***** Data extract *****

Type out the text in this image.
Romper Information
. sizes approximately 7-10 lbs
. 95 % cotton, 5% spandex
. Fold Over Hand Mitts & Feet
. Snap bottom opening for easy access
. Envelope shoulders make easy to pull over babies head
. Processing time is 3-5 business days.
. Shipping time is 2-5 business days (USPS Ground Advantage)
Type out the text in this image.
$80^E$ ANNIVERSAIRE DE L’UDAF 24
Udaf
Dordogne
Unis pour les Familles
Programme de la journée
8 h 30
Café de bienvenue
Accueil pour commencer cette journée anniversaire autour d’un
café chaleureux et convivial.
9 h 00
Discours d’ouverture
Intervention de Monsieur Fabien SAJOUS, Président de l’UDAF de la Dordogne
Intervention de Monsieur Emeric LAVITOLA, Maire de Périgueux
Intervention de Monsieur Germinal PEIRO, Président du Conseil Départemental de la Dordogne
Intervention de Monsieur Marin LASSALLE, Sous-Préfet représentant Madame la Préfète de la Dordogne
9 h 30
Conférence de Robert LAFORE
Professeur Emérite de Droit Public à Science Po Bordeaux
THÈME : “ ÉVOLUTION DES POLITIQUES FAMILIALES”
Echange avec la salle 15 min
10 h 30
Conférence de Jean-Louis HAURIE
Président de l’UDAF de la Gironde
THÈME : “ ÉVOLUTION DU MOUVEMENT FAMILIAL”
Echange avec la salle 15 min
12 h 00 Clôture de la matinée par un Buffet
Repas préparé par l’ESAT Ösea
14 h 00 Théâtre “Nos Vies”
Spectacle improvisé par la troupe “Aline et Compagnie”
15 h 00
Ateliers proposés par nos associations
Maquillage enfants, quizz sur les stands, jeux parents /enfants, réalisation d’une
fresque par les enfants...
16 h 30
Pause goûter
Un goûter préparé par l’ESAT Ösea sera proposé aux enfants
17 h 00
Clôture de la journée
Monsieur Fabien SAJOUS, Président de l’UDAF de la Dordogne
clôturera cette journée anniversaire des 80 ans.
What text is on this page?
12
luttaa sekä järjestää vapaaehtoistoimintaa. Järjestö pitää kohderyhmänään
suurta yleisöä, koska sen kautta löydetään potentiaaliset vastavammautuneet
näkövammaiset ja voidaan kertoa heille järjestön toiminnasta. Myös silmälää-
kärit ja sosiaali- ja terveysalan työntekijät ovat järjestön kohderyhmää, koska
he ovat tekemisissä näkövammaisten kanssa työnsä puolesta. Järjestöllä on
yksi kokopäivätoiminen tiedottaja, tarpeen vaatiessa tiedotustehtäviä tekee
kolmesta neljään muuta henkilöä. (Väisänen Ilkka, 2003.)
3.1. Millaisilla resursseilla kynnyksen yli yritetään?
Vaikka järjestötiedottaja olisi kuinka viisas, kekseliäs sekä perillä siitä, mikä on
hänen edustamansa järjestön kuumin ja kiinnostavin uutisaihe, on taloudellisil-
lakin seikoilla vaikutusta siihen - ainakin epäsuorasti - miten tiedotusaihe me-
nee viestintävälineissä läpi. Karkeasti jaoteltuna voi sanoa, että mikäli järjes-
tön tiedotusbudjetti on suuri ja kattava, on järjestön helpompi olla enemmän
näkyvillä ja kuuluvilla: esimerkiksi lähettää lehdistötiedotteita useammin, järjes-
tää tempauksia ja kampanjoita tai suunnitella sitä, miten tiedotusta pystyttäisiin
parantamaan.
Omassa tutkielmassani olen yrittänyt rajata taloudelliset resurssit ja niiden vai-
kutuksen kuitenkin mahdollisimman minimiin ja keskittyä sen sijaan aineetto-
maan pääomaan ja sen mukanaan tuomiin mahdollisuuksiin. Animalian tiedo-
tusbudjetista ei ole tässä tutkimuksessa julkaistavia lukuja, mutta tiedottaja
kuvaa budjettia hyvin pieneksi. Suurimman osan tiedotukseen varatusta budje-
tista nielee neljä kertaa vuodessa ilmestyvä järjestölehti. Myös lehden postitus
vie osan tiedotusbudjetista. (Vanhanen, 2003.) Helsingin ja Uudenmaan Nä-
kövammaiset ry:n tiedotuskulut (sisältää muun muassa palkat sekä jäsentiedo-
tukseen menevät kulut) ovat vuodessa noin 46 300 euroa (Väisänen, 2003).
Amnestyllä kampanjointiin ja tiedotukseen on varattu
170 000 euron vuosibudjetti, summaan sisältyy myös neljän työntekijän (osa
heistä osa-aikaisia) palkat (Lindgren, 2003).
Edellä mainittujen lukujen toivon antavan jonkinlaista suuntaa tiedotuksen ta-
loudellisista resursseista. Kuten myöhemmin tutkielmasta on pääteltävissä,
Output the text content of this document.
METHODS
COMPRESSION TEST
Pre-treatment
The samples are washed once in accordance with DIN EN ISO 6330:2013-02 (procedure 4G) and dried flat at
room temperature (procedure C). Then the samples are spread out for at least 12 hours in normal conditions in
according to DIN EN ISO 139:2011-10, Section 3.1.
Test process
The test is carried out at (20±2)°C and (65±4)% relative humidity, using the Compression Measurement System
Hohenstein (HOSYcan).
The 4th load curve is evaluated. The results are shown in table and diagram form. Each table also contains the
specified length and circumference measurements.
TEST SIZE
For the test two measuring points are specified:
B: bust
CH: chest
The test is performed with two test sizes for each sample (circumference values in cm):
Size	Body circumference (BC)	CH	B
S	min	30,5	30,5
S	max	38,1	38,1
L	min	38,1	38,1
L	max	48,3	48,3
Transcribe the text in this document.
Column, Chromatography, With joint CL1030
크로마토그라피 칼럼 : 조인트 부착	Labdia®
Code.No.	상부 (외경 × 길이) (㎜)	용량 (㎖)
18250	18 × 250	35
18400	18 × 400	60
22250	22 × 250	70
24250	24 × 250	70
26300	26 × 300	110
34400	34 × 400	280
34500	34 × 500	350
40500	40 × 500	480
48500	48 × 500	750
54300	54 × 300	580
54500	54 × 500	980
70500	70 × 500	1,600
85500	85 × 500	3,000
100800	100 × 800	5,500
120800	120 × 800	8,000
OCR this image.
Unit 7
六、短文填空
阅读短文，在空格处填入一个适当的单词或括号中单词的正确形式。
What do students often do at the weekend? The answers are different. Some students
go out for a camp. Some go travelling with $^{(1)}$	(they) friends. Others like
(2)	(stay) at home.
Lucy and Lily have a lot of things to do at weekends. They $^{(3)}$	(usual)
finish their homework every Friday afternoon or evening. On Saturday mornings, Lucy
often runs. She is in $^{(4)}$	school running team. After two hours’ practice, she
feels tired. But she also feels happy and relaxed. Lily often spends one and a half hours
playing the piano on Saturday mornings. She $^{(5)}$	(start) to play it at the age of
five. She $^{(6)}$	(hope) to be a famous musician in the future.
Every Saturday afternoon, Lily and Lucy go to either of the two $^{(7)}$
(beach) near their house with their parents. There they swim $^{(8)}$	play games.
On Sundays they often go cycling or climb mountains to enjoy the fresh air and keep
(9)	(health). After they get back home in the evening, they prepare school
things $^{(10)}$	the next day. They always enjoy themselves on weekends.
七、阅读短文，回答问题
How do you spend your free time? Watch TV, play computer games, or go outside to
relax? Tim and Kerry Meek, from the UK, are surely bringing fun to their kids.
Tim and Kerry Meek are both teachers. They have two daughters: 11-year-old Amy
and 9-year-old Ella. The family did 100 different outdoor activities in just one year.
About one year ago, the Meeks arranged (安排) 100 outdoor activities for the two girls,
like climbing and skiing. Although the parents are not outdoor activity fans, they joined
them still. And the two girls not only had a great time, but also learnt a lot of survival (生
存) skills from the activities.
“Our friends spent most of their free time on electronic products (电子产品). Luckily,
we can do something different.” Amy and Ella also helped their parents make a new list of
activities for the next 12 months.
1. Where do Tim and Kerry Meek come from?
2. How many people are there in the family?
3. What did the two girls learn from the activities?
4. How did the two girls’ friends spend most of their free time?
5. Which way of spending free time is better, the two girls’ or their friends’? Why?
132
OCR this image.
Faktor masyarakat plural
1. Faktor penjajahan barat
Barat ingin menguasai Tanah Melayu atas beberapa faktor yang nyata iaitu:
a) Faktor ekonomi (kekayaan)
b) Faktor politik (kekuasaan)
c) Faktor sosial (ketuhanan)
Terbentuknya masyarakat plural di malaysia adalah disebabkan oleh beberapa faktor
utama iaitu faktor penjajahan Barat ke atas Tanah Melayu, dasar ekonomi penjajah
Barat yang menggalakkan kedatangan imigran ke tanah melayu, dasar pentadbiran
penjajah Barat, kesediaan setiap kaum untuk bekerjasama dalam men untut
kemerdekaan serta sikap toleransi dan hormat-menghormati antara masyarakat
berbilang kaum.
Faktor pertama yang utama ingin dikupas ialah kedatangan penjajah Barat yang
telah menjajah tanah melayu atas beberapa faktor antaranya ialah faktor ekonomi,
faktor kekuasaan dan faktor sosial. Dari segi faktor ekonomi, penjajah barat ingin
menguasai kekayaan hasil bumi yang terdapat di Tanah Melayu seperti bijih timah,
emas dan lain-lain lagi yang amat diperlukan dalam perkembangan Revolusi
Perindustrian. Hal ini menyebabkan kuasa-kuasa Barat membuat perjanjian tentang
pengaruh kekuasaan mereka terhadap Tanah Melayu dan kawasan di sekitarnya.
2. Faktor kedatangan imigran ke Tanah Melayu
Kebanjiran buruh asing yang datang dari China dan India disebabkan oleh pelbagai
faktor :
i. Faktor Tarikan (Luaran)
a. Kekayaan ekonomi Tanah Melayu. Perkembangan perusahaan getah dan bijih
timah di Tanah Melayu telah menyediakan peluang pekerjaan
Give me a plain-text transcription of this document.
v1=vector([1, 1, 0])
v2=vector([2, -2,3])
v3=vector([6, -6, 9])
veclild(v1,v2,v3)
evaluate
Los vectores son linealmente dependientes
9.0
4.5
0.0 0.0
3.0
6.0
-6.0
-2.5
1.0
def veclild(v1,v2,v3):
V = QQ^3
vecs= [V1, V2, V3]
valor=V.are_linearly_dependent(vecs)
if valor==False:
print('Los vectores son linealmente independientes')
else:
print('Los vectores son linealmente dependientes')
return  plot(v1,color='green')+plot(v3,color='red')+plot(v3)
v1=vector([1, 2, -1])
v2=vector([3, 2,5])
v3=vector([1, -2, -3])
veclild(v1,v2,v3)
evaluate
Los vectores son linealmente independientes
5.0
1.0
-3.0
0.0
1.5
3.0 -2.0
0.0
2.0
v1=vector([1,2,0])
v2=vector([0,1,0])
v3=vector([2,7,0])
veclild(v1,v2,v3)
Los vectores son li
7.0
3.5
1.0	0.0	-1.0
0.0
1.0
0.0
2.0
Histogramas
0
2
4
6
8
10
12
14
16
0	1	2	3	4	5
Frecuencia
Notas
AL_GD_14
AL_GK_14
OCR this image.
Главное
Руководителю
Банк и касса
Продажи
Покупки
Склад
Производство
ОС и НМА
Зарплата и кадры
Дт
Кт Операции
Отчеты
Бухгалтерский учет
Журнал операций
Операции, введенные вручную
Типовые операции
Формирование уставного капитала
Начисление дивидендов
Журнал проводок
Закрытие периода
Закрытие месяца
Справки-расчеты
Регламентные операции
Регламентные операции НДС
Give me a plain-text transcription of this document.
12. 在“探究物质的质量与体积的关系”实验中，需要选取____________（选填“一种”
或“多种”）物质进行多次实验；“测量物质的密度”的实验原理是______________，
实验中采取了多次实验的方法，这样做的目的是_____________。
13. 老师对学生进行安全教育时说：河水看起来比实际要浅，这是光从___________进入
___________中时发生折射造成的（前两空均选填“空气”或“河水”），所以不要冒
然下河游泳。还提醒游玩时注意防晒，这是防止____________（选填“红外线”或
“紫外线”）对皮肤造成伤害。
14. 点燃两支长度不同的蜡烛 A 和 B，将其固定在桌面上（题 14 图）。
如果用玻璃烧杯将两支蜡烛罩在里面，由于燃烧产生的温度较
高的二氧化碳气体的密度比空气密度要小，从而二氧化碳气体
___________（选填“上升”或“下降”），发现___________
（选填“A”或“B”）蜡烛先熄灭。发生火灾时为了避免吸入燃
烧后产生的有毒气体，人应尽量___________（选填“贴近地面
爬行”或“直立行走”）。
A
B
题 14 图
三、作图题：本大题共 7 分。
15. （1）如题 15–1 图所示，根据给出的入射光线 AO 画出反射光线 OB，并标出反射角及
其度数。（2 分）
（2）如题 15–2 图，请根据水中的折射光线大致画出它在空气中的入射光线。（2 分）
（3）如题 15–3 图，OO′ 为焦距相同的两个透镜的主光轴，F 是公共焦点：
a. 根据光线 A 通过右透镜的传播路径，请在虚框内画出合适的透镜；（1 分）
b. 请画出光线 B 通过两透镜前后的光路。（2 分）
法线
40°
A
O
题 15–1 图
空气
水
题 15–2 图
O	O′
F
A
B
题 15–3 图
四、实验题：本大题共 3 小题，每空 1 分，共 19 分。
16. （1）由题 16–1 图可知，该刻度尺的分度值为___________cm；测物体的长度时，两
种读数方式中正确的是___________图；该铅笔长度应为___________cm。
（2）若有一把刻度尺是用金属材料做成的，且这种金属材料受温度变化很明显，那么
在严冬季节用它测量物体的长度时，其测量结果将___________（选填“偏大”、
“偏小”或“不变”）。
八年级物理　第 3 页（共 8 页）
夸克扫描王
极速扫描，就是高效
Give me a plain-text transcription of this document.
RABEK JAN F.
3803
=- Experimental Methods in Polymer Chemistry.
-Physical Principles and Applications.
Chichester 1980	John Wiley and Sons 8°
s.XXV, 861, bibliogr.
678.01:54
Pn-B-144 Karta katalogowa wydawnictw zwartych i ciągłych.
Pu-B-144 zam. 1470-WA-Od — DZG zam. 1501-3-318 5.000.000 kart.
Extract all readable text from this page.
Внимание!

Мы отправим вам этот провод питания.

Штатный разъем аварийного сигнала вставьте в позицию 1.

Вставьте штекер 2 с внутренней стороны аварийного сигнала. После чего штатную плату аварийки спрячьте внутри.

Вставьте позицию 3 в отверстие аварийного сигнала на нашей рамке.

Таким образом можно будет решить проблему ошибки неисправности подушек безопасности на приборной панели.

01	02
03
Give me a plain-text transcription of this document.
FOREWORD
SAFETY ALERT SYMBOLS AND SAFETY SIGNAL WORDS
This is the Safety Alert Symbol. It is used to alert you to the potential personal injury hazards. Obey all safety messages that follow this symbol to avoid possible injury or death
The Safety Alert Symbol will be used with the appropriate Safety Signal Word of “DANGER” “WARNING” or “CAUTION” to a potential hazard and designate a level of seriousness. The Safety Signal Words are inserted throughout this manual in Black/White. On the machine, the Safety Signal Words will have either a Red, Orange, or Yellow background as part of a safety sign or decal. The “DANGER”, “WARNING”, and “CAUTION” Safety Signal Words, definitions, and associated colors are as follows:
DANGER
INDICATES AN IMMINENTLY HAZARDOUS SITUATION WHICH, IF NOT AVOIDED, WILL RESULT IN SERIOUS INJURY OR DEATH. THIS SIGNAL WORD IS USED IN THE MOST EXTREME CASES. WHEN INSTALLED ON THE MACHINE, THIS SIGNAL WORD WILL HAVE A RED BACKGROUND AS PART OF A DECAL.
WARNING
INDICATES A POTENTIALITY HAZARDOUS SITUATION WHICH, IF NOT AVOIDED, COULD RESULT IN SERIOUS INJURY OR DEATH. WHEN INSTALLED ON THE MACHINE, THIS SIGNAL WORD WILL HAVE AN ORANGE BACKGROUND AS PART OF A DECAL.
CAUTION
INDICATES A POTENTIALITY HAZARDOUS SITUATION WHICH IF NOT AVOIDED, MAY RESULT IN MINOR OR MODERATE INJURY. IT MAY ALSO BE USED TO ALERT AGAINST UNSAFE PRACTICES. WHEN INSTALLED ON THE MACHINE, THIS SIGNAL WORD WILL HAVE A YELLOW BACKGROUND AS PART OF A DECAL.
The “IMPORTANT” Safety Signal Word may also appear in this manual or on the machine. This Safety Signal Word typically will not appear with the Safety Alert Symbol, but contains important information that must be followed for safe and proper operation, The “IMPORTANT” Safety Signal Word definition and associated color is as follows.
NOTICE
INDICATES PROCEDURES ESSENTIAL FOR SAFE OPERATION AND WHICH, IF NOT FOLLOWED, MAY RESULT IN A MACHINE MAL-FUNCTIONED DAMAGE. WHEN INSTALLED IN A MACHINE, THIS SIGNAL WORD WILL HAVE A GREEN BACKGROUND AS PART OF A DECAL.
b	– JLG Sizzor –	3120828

*****

The request =>
Determine how many lines of this listing contain "What", and give only the number.

Complete answer =>
3